-------- SUPPLIED ENTRIES --------
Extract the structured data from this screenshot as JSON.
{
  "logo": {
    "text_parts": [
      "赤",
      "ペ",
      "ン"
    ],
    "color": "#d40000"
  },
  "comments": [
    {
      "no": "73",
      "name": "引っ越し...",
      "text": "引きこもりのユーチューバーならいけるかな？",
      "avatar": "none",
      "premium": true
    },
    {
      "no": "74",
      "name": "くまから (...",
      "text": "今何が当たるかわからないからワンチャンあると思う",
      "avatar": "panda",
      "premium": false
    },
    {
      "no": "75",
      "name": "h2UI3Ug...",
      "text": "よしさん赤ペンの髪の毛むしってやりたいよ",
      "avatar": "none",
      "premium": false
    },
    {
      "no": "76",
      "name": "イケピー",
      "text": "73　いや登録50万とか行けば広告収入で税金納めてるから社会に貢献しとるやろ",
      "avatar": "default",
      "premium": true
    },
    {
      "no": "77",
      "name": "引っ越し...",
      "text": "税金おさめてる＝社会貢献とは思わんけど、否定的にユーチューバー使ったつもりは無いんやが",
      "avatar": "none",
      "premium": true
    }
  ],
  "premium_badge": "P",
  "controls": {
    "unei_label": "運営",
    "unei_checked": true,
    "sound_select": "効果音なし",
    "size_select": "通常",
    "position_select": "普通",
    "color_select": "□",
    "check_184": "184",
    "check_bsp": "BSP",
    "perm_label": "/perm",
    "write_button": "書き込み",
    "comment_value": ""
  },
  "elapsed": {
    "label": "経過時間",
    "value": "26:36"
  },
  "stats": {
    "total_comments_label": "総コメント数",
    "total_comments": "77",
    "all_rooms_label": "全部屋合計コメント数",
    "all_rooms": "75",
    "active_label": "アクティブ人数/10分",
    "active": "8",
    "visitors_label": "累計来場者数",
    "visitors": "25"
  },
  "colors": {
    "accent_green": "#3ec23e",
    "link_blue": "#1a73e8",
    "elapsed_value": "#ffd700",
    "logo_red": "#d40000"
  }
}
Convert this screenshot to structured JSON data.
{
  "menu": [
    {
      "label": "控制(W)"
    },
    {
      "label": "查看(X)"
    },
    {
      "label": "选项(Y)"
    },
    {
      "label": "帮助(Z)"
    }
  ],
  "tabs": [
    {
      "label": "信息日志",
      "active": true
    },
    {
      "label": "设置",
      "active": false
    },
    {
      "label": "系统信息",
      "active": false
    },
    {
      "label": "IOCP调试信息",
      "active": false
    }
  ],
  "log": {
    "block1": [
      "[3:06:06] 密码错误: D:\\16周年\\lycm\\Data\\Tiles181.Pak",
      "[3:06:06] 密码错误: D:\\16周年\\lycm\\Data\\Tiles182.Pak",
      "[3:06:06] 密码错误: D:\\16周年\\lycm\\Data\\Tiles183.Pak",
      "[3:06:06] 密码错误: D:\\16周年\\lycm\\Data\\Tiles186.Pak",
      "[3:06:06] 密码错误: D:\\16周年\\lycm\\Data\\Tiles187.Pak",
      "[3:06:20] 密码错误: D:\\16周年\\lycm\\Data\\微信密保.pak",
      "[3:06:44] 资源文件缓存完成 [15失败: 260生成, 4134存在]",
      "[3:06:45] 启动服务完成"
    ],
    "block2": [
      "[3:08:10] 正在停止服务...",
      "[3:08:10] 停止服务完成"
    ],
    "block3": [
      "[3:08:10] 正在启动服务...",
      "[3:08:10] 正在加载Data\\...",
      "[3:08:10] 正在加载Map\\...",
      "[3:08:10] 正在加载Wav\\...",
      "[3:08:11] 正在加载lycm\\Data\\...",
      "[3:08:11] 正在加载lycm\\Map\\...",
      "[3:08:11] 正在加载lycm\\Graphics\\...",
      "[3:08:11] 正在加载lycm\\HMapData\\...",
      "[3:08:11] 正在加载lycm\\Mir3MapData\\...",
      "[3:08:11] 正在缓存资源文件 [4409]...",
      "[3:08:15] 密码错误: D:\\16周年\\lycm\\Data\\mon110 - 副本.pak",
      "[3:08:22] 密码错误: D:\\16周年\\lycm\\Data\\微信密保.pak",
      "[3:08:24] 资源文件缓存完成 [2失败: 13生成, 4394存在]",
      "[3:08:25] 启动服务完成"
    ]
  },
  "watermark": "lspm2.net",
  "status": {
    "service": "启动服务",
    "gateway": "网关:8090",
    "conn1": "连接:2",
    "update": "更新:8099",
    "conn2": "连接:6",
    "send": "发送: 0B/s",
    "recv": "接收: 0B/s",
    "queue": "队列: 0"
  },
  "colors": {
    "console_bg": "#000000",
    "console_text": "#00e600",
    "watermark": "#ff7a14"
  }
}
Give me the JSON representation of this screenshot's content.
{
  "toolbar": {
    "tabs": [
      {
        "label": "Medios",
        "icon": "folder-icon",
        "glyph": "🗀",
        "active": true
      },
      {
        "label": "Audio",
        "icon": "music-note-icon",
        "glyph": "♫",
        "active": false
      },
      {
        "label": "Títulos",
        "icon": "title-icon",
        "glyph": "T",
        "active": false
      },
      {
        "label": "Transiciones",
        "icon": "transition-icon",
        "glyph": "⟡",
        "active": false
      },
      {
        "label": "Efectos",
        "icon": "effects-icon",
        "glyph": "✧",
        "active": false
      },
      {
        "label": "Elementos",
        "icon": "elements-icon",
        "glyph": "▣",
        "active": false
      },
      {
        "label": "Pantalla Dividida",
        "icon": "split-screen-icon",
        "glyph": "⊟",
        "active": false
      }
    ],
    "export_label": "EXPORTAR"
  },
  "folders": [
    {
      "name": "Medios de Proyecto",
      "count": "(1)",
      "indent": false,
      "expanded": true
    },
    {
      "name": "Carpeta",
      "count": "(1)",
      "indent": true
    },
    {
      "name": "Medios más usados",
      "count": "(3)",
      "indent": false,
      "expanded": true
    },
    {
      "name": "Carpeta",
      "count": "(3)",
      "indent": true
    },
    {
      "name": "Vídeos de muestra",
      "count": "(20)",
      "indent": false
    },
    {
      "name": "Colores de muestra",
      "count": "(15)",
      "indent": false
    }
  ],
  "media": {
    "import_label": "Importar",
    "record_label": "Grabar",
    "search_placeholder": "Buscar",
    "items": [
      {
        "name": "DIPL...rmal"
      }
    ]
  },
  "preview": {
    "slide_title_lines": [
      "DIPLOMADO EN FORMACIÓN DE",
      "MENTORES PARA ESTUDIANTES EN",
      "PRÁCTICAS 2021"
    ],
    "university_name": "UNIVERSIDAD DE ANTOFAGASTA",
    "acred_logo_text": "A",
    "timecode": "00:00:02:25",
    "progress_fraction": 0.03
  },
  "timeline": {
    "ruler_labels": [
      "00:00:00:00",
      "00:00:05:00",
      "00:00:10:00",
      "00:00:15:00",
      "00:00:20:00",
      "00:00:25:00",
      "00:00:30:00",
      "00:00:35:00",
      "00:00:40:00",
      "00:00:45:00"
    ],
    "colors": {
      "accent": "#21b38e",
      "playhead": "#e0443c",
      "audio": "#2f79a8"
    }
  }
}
--------
EXERCISE DETAILS ->
Retype the entries exactly, including every line.

RESULT ->
Extract the structured data from this screenshot as JSON.
{
  "logo": {
    "text_parts": [
      "赤",
      "ペ",
      "ン"
    ],
    "color": "#d40000"
  },
  "comments": [
    {
      "no": "73",
      "name": "引っ越し...",
      "text": "引きこもりのユーチューバーならいけるかな？",
      "avatar": "none",
      "premium": true
    },
    {
      "no": "74",
      "name": "くまから (...",
      "text": "今何が当たるかわからないからワンチャンあると思う",
      "avatar": "panda",
      "premium": false
    },
    {
      "no": "75",
      "name": "h2UI3Ug...",
      "text": "よしさん赤ペンの髪の毛むしってやりたいよ",
      "avatar": "none",
      "premium": false
    },
    {
      "no": "76",
      "name": "イケピー",
      "text": "73　いや登録50万とか行けば広告収入で税金納めてるから社会に貢献しとるやろ",
      "avatar": "default",
      "premium": true
    },
    {
      "no": "77",
      "name": "引っ越し...",
      "text": "税金おさめてる＝社会貢献とは思わんけど、否定的にユーチューバー使ったつもりは無いんやが",
      "avatar": "none",
      "premium": true
    }
  ],
  "premium_badge": "P",
  "controls": {
    "unei_label": "運営",
    "unei_checked": true,
    "sound_select": "効果音なし",
    "size_select": "通常",
    "position_select": "普通",
    "color_select": "□",
    "check_184": "184",
    "check_bsp": "BSP",
    "perm_label": "/perm",
    "write_button": "書き込み",
    "comment_value": ""
  },
  "elapsed": {
    "label": "経過時間",
    "value": "26:36"
  },
  "stats": {
    "total_comments_label": "総コメント数",
    "total_comments": "77",
    "all_rooms_label": "全部屋合計コメント数",
    "all_rooms": "75",
    "active_label": "アクティブ人数/10分",
    "active": "8",
    "visitors_label": "累計来場者数",
    "visitors": "25"
  },
  "colors": {
    "accent_green": "#3ec23e",
    "link_blue": "#1a73e8",
    "elapsed_value": "#ffd700",
    "logo_red": "#d40000"
  }
}
Convert this screenshot to structured JSON data.
{
  "menu": [
    {
      "label": "控制(W)"
    },
    {
      "label": "查看(X)"
    },
    {
      "label": "选项(Y)"
    },
    {
      "label": "帮助(Z)"
    }
  ],
  "tabs": [
    {
      "label": "信息日志",
      "active": true
    },
    {
      "label": "设置",
      "active": false
    },
    {
      "label": "系统信息",
      "active": false
    },
    {
      "label": "IOCP调试信息",
      "active": false
    }
  ],
  "log": {
    "block1": [
      "[3:06:06] 密码错误: D:\\16周年\\lycm\\Data\\Tiles181.Pak",
      "[3:06:06] 密码错误: D:\\16周年\\lycm\\Data\\Tiles182.Pak",
      "[3:06:06] 密码错误: D:\\16周年\\lycm\\Data\\Tiles183.Pak",
      "[3:06:06] 密码错误: D:\\16周年\\lycm\\Data\\Tiles186.Pak",
      "[3:06:06] 密码错误: D:\\16周年\\lycm\\Data\\Tiles187.Pak",
      "[3:06:20] 密码错误: D:\\16周年\\lycm\\Data\\微信密保.pak",
      "[3:06:44] 资源文件缓存完成 [15失败: 260生成, 4134存在]",
      "[3:06:45] 启动服务完成"
    ],
    "block2": [
      "[3:08:10] 正在停止服务...",
      "[3:08:10] 停止服务完成"
    ],
    "block3": [
      "[3:08:10] 正在启动服务...",
      "[3:08:10] 正在加载Data\\...",
      "[3:08:10] 正在加载Map\\...",
      "[3:08:10] 正在加载Wav\\...",
      "[3:08:11] 正在加载lycm\\Data\\...",
      "[3:08:11] 正在加载lycm\\Map\\...",
      "[3:08:11] 正在加载lycm\\Graphics\\...",
      "[3:08:11] 正在加载lycm\\HMapData\\...",
      "[3:08:11] 正在加载lycm\\Mir3MapData\\...",
      "[3:08:11] 正在缓存资源文件 [4409]...",
      "[3:08:15] 密码错误: D:\\16周年\\lycm\\Data\\mon110 - 副本.pak",
      "[3:08:22] 密码错误: D:\\16周年\\lycm\\Data\\微信密保.pak",
      "[3:08:24] 资源文件缓存完成 [2失败: 13生成, 4394存在]",
      "[3:08:25] 启动服务完成"
    ]
  },
  "watermark": "lspm2.net",
  "status": {
    "service": "启动服务",
    "gateway": "网关:8090",
    "conn1": "连接:2",
    "update": "更新:8099",
    "conn2": "连接:6",
    "send": "发送: 0B/s",
    "recv": "接收: 0B/s",
    "queue": "队列: 0"
  },
  "colors": {
    "console_bg": "#000000",
    "console_text": "#00e600",
    "watermark": "#ff7a14"
  }
}
Give me the JSON representation of this screenshot's content.
{
  "toolbar": {
    "tabs": [
      {
        "label": "Medios",
        "icon": "folder-icon",
        "glyph": "🗀",
        "active": true
      },
      {
        "label": "Audio",
        "icon": "music-note-icon",
        "glyph": "♫",
        "active": false
      },
      {
        "label": "Títulos",
        "icon": "title-icon",
        "glyph": "T",
        "active": false
      },
      {
        "label": "Transiciones",
        "icon": "transition-icon",
        "glyph": "⟡",
        "active": false
      },
      {
        "label": "Efectos",
        "icon": "effects-icon",
        "glyph": "✧",
        "active": false
      },
      {
        "label": "Elementos",
        "icon": "elements-icon",
        "glyph": "▣",
        "active": false
      },
      {
        "label": "Pantalla Dividida",
        "icon": "split-screen-icon",
        "glyph": "⊟",
        "active": false
      }
    ],
    "export_label": "EXPORTAR"
  },
  "folders": [
    {
      "name": "Medios de Proyecto",
      "count": "(1)",
      "indent": false,
      "expanded": true
    },
    {
      "name": "Carpeta",
      "count": "(1)",
      "indent": true
    },
    {
      "name": "Medios más usados",
      "count": "(3)",
      "indent": false,
      "expanded": true
    },
    {
      "name": "Carpeta",
      "count": "(3)",
      "indent": true
    },
    {
      "name": "Vídeos de muestra",
      "count": "(20)",
      "indent": false
    },
    {
      "name": "Colores de muestra",
      "count": "(15)",
      "indent": false
    }
  ],
  "media": {
    "import_label": "Importar",
    "record_label": "Grabar",
    "search_placeholder": "Buscar",
    "items": [
      {
        "name": "DIPL...rmal"
      }
    ]
  },
  "preview": {
    "slide_title_lines": [
      "DIPLOMADO EN FORMACIÓN DE",
      "MENTORES PARA ESTUDIANTES EN",
      "PRÁCTICAS 2021"
    ],
    "university_name": "UNIVERSIDAD DE ANTOFAGASTA",
    "acred_logo_text": "A",
    "timecode": "00:00:02:25",
    "progress_fraction": 0.03
  },
  "timeline": {
    "ruler_labels": [
      "00:00:00:00",
      "00:00:05:00",
      "00:00:10:00",
      "00:00:15:00",
      "00:00:20:00",
      "00:00:25:00",
      "00:00:30:00",
      "00:00:35:00",
      "00:00:40:00",
      "00:00:45:00"
    ],
    "colors": {
      "accent": "#21b38e",
      "playhead": "#e0443c",
      "audio": "#2f79a8"
    }
  }
}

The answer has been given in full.